- **Exercise prompt**
Extract all of the data and reproduce it precisely.

- **Record list**

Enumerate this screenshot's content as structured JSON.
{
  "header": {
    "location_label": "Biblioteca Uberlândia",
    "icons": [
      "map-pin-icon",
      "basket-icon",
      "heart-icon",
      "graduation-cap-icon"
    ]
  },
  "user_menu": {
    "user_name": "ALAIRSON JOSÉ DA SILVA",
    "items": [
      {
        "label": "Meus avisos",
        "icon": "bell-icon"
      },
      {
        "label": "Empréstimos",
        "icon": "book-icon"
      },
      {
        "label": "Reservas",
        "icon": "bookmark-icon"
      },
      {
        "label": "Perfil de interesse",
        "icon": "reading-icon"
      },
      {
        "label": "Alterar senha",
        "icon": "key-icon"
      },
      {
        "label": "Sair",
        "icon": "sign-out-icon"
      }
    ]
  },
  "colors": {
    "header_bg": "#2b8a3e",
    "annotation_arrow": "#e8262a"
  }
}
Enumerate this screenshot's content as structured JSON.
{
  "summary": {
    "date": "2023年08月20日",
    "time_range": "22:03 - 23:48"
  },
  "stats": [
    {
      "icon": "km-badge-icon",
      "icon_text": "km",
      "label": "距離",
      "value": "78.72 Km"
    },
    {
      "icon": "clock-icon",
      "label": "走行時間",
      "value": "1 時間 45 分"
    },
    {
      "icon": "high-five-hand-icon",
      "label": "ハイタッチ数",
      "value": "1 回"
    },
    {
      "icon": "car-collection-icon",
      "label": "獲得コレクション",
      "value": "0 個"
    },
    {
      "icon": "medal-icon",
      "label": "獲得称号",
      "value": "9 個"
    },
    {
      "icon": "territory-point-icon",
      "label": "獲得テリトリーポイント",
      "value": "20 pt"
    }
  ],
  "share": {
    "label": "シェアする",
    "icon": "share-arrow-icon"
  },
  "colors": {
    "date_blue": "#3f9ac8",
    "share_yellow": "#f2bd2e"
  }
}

- **The output**
Enumerate this screenshot's content as structured JSON.
{
  "header": {
    "location_label": "Biblioteca Uberlândia",
    "icons": [
      "map-pin-icon",
      "basket-icon",
      "heart-icon",
      "graduation-cap-icon"
    ]
  },
  "user_menu": {
    "user_name": "ALAIRSON JOSÉ DA SILVA",
    "items": [
      {
        "label": "Meus avisos",
        "icon": "bell-icon"
      },
      {
        "label": "Empréstimos",
        "icon": "book-icon"
      },
      {
        "label": "Reservas",
        "icon": "bookmark-icon"
      },
      {
        "label": "Perfil de interesse",
        "icon": "reading-icon"
      },
      {
        "label": "Alterar senha",
        "icon": "key-icon"
      },
      {
        "label": "Sair",
        "icon": "sign-out-icon"
      }
    ]
  },
  "colors": {
    "header_bg": "#2b8a3e",
    "annotation_arrow": "#e8262a"
  }
}
Enumerate this screenshot's content as structured JSON.
{
  "summary": {
    "date": "2023年08月20日",
    "time_range": "22:03 - 23:48"
  },
  "stats": [
    {
      "icon": "km-badge-icon",
      "icon_text": "km",
      "label": "距離",
      "value": "78.72 Km"
    },
    {
      "icon": "clock-icon",
      "label": "走行時間",
      "value": "1 時間 45 分"
    },
    {
      "icon": "high-five-hand-icon",
      "label": "ハイタッチ数",
      "value": "1 回"
    },
    {
      "icon": "car-collection-icon",
      "label": "獲得コレクション",
      "value": "0 個"
    },
    {
      "icon": "medal-icon",
      "label": "獲得称号",
      "value": "9 個"
    },
    {
      "icon": "territory-point-icon",
      "label": "獲得テリトリーポイント",
      "value": "20 pt"
    }
  ],
  "share": {
    "label": "シェアする",
    "icon": "share-arrow-icon"
  },
  "colors": {
    "date_blue": "#3f9ac8",
    "share_yellow": "#f2bd2e"
  }
}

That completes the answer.